-- Start of ENTRIES --

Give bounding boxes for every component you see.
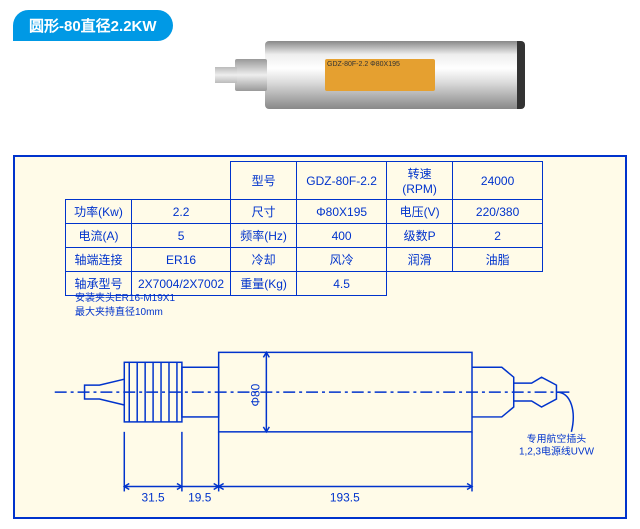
spindle-nameplate: GDZ-80F-2.2 Φ80X195 (325, 59, 435, 91)
cell: 频率(Hz) (231, 224, 297, 248)
cell: Φ80X195 (297, 200, 387, 224)
cell: 4.5 (297, 272, 387, 296)
header-title-pill: 圆形-80直径2.2KW (13, 10, 173, 41)
cell: 级数P (387, 224, 453, 248)
cell: 功率(Kw) (66, 200, 132, 224)
cell (132, 162, 231, 200)
cell: 24000 (453, 162, 543, 200)
cell: 润滑 (387, 248, 453, 272)
cell (66, 162, 132, 200)
product-photo: GDZ-80F-2.2 Φ80X195 (180, 0, 610, 150)
dim-step: 19.5 (188, 490, 212, 504)
cell: 风冷 (297, 248, 387, 272)
dim-body: 193.5 (330, 490, 360, 504)
cell: 尺寸 (231, 200, 297, 224)
cell (453, 272, 543, 296)
spec-table: 型号 GDZ-80F-2.2 转速(RPM) 24000 功率(Kw) 2.2 … (65, 161, 543, 296)
spec-sheet-panel: SAFE-QING 型号 GDZ-80F-2.2 转速(RPM) 24000 功… (13, 155, 627, 519)
dim-collet: 31.5 (142, 490, 166, 504)
technical-drawing: 31.5 19.5 193.5 Φ80 专用航空插头 1,2,3电源线UVW (15, 297, 625, 517)
wire-label: 1,2,3电源线UVW (519, 445, 595, 458)
spindle-collet (235, 59, 267, 91)
cell: 220/380 (453, 200, 543, 224)
cell: 2.2 (132, 200, 231, 224)
table-row: 型号 GDZ-80F-2.2 转速(RPM) 24000 (66, 162, 543, 200)
cable-label: 专用航空插头 (527, 432, 587, 445)
cell: 2 (453, 224, 543, 248)
cell: 轴端连接 (66, 248, 132, 272)
cell: 电压(V) (387, 200, 453, 224)
spindle-tip (215, 67, 237, 83)
cell (387, 272, 453, 296)
table-row: 功率(Kw) 2.2 尺寸 Φ80X195 电压(V) 220/380 (66, 200, 543, 224)
table-row: 电流(A) 5 频率(Hz) 400 级数P 2 (66, 224, 543, 248)
cell: 5 (132, 224, 231, 248)
table-row: 轴端连接 ER16 冷却 风冷 润滑 油脂 (66, 248, 543, 272)
cell: 冷却 (231, 248, 297, 272)
cell: 油脂 (453, 248, 543, 272)
cell: 重量(Kg) (231, 272, 297, 296)
cell: 型号 (231, 162, 297, 200)
cell: 转速(RPM) (387, 162, 453, 200)
dim-diameter: Φ80 (248, 383, 262, 406)
cell: ER16 (132, 248, 231, 272)
cell: GDZ-80F-2.2 (297, 162, 387, 200)
cell: 400 (297, 224, 387, 248)
cell: 电流(A) (66, 224, 132, 248)
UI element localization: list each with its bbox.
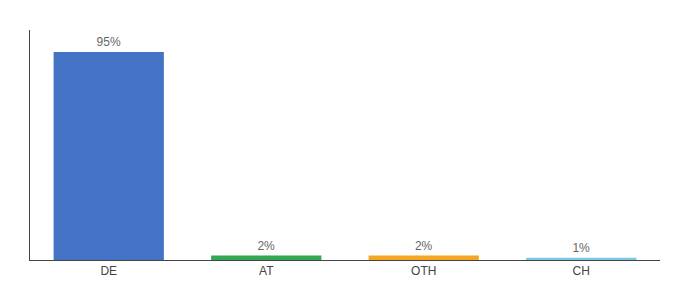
- svg-text:2%: 2%: [415, 239, 433, 253]
- svg-text:OTH: OTH: [411, 264, 436, 278]
- svg-text:AT: AT: [259, 264, 274, 278]
- svg-text:2%: 2%: [257, 239, 275, 253]
- svg-text:CH: CH: [573, 264, 590, 278]
- svg-text:1%: 1%: [572, 241, 590, 255]
- svg-text:DE: DE: [100, 264, 117, 278]
- svg-text:95%: 95%: [97, 35, 121, 49]
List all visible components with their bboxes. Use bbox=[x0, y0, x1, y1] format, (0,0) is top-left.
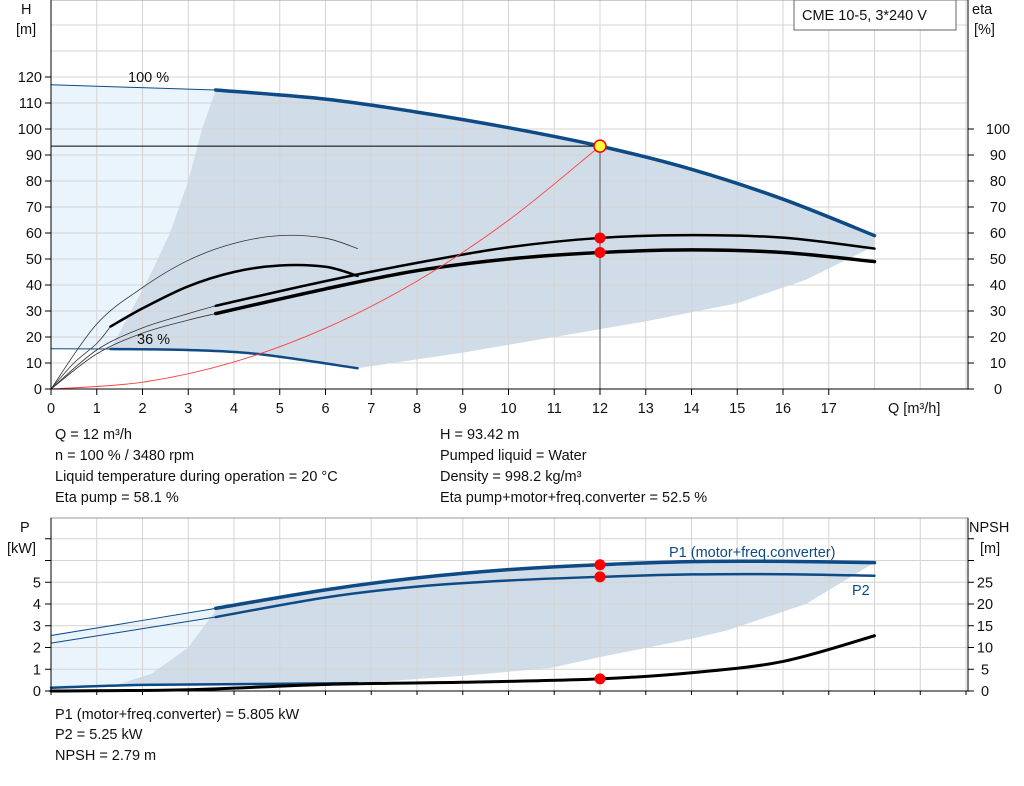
y-tick-label-right: 0 bbox=[994, 382, 1002, 398]
y-tick-label-left: 0 bbox=[34, 382, 42, 398]
x-tick-label: 11 bbox=[547, 401, 562, 417]
info-head: H = 93.42 m bbox=[440, 427, 519, 443]
info-p2: P2 = 5.25 kW bbox=[55, 727, 143, 743]
y-tick-label-right: 30 bbox=[990, 304, 1006, 320]
top-ylabel-right-2: [%] bbox=[974, 22, 995, 38]
info-npsh: NPSH = 2.79 m bbox=[55, 748, 156, 764]
y-tick-label-right: 90 bbox=[990, 148, 1006, 164]
legend-box-text: CME 10-5, 3*240 V bbox=[802, 8, 927, 24]
p-tick-label: 1 bbox=[33, 662, 41, 678]
x-tick-label: 17 bbox=[821, 401, 837, 417]
x-axis-label: Q [m³/h] bbox=[888, 401, 940, 417]
bot-ylabel-left-1: P bbox=[20, 520, 30, 536]
y-tick-label-right: 80 bbox=[990, 174, 1006, 190]
y-tick-label-left: 50 bbox=[26, 252, 42, 268]
p-tick-label: 2 bbox=[33, 641, 41, 657]
info-density: Density = 998.2 kg/m³ bbox=[440, 469, 582, 485]
y-tick-label-left: 30 bbox=[26, 304, 42, 320]
x-tick-label: 7 bbox=[367, 401, 375, 417]
y-tick-label-left: 90 bbox=[26, 148, 42, 164]
bot-ylabel-right-2: [m] bbox=[980, 541, 1000, 557]
y-tick-label-left: 10 bbox=[26, 356, 42, 372]
y-tick-label-left: 80 bbox=[26, 174, 42, 190]
npsh-tick-label: 20 bbox=[977, 597, 993, 613]
info-q: Q = 12 m³/h bbox=[55, 427, 132, 443]
x-tick-label: 14 bbox=[683, 401, 699, 417]
label-p1: P1 (motor+freq.converter) bbox=[669, 545, 835, 561]
region-dark bbox=[110, 90, 874, 368]
npsh-tick-label: 25 bbox=[977, 575, 993, 591]
duty-point-p2 bbox=[595, 571, 606, 582]
x-tick-label: 5 bbox=[276, 401, 284, 417]
y-tick-label-right: 40 bbox=[990, 278, 1006, 294]
y-tick-label-left: 100 bbox=[18, 122, 42, 138]
y-tick-label-right: 10 bbox=[990, 356, 1006, 372]
y-tick-label-left: 20 bbox=[26, 330, 42, 346]
npsh-tick-label: 5 bbox=[981, 662, 989, 678]
x-tick-label: 10 bbox=[500, 401, 516, 417]
x-tick-label: 15 bbox=[729, 401, 745, 417]
y-tick-label-left: 120 bbox=[18, 70, 42, 86]
x-tick-label: 16 bbox=[775, 401, 791, 417]
y-tick-label-right: 60 bbox=[990, 226, 1006, 242]
y-tick-label-right: 20 bbox=[990, 330, 1006, 346]
duty-point-eta-total bbox=[595, 247, 606, 258]
info-eta-pump: Eta pump = 58.1 % bbox=[55, 490, 179, 506]
y-tick-label-right: 100 bbox=[986, 122, 1010, 138]
y-tick-label-left: 40 bbox=[26, 278, 42, 294]
x-tick-label: 3 bbox=[184, 401, 192, 417]
y-tick-label-right: 50 bbox=[990, 252, 1006, 268]
duty-point-eta-pump bbox=[595, 232, 606, 243]
info-eta-total: Eta pump+motor+freq.converter = 52.5 % bbox=[440, 490, 707, 506]
duty-point-npsh bbox=[595, 673, 606, 684]
y-tick-label-right: 70 bbox=[990, 200, 1006, 216]
y-tick-label-left: 110 bbox=[19, 96, 42, 112]
x-tick-label: 12 bbox=[592, 401, 608, 417]
npsh-tick-label: 0 bbox=[981, 684, 989, 700]
y-tick-label-left: 70 bbox=[26, 200, 42, 216]
top-ylabel-left-2: [m] bbox=[16, 22, 36, 38]
x-tick-label: 0 bbox=[47, 401, 55, 417]
x-tick-label: 4 bbox=[230, 401, 238, 417]
p-tick-label: 4 bbox=[33, 597, 41, 613]
duty-point-p1 bbox=[595, 559, 606, 570]
x-tick-label: 13 bbox=[638, 401, 654, 417]
x-tick-label: 8 bbox=[413, 401, 421, 417]
top-ylabel-left-1: H bbox=[21, 2, 31, 18]
duty-point-head bbox=[594, 140, 606, 152]
x-tick-label: 2 bbox=[138, 401, 146, 417]
info-speed: n = 100 % / 3480 rpm bbox=[55, 448, 194, 464]
info-temperature: Liquid temperature during operation = 20… bbox=[55, 469, 338, 485]
info-liquid: Pumped liquid = Water bbox=[440, 448, 587, 464]
bot-ylabel-right-1: NPSH bbox=[969, 520, 1009, 536]
label-100-percent: 100 % bbox=[128, 70, 169, 86]
y-tick-label-left: 60 bbox=[26, 226, 42, 242]
p-tick-label: 5 bbox=[33, 575, 41, 591]
x-tick-label: 1 bbox=[93, 401, 101, 417]
top-ylabel-right-1: eta bbox=[972, 2, 993, 18]
npsh-tick-label: 15 bbox=[977, 619, 993, 635]
p-tick-label: 3 bbox=[33, 619, 41, 635]
p-tick-label: 0 bbox=[33, 684, 41, 700]
npsh-tick-label: 10 bbox=[977, 641, 993, 657]
x-tick-label: 9 bbox=[459, 401, 467, 417]
label-p2: P2 bbox=[852, 583, 870, 599]
x-tick-label: 6 bbox=[321, 401, 329, 417]
label-36-percent: 36 % bbox=[137, 332, 170, 348]
info-p1: P1 (motor+freq.converter) = 5.805 kW bbox=[55, 707, 299, 723]
bot-ylabel-left-2: [kW] bbox=[7, 541, 36, 557]
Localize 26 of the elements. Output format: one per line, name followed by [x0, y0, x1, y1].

-- End of ENTRIES --

# [AIM OF THE EXERCISE]
In the lines from the line with "y-tick-label-right: 0 bbox=[994, 382, 1002, 398]" to the line with "y-tick-label-right: 90 bbox=[990, 148, 1006, 164]", change "y-tick-label-right" to "right-axis-tick" and give those lines again with everything else left as it is.

# [FULL SOLUTION]
right-axis-tick: 0 bbox=[994, 382, 1002, 398]
y-tick-label-left: 0 bbox=[34, 382, 42, 398]
x-tick-label: 11 bbox=[547, 401, 562, 417]
info-head: H = 93.42 m bbox=[440, 427, 519, 443]
info-p2: P2 = 5.25 kW bbox=[55, 727, 143, 743]
right-axis-tick: 30 bbox=[990, 304, 1006, 320]
top-ylabel-right-2: [%] bbox=[974, 22, 995, 38]
info-npsh: NPSH = 2.79 m bbox=[55, 748, 156, 764]
right-axis-tick: 90 bbox=[990, 148, 1006, 164]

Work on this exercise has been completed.